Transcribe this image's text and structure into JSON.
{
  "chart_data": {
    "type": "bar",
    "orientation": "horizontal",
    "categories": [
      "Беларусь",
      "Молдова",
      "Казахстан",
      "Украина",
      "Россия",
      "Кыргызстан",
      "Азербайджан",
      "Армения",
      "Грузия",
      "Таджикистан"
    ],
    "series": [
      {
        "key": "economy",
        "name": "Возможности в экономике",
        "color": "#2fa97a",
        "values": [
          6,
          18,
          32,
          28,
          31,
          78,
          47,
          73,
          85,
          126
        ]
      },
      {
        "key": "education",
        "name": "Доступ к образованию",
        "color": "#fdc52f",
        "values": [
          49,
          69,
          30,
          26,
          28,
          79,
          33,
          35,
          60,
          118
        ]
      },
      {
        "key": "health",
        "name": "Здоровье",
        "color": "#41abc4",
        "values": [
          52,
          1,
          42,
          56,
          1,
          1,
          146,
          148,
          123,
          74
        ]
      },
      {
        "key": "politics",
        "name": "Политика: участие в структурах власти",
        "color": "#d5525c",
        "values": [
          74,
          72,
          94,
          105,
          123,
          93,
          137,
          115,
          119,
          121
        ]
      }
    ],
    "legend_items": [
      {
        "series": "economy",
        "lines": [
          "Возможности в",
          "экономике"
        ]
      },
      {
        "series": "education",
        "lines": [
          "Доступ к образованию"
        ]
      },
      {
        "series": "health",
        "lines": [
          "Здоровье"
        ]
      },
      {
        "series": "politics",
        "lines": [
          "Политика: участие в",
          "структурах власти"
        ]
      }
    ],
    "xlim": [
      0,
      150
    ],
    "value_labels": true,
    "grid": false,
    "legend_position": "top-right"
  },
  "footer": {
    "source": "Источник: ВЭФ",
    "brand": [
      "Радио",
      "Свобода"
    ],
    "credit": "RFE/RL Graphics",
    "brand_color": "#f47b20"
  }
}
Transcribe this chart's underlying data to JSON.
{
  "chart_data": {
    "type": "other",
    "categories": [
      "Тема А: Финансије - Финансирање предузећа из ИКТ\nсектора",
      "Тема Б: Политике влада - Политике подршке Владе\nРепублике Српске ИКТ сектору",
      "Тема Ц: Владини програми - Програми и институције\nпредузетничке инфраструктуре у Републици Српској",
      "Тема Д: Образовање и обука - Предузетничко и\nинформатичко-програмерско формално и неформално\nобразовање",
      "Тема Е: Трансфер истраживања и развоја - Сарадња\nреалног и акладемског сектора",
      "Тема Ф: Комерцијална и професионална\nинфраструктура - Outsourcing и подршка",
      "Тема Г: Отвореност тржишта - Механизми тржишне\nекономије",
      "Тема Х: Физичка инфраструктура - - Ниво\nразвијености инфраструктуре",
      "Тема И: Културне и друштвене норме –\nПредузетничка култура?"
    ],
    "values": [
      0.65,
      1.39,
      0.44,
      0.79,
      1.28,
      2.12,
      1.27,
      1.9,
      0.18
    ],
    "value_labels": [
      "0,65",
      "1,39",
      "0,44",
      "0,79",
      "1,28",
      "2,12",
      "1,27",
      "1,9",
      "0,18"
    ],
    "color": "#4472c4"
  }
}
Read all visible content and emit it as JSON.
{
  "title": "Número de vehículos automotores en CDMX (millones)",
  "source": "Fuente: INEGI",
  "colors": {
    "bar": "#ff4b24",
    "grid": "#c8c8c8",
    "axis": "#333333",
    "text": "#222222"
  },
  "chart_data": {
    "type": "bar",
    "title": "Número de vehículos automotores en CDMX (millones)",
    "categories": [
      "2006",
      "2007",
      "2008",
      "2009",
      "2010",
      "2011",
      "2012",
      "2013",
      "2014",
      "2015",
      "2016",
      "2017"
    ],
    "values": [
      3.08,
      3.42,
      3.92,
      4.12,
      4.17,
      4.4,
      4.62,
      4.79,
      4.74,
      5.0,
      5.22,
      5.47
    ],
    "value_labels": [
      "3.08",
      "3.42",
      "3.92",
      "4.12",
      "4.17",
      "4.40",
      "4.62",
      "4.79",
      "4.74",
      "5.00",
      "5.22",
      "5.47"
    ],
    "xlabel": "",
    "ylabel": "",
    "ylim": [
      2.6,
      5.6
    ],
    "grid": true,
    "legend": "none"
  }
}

————————

→ Exercise
Each line that holds the word "CDMX" should be extracted from the records.

→ Task solution
  "title": "Número de vehículos automotores en CDMX (millones)",
    "title": "Número de vehículos automotores en CDMX (millones)",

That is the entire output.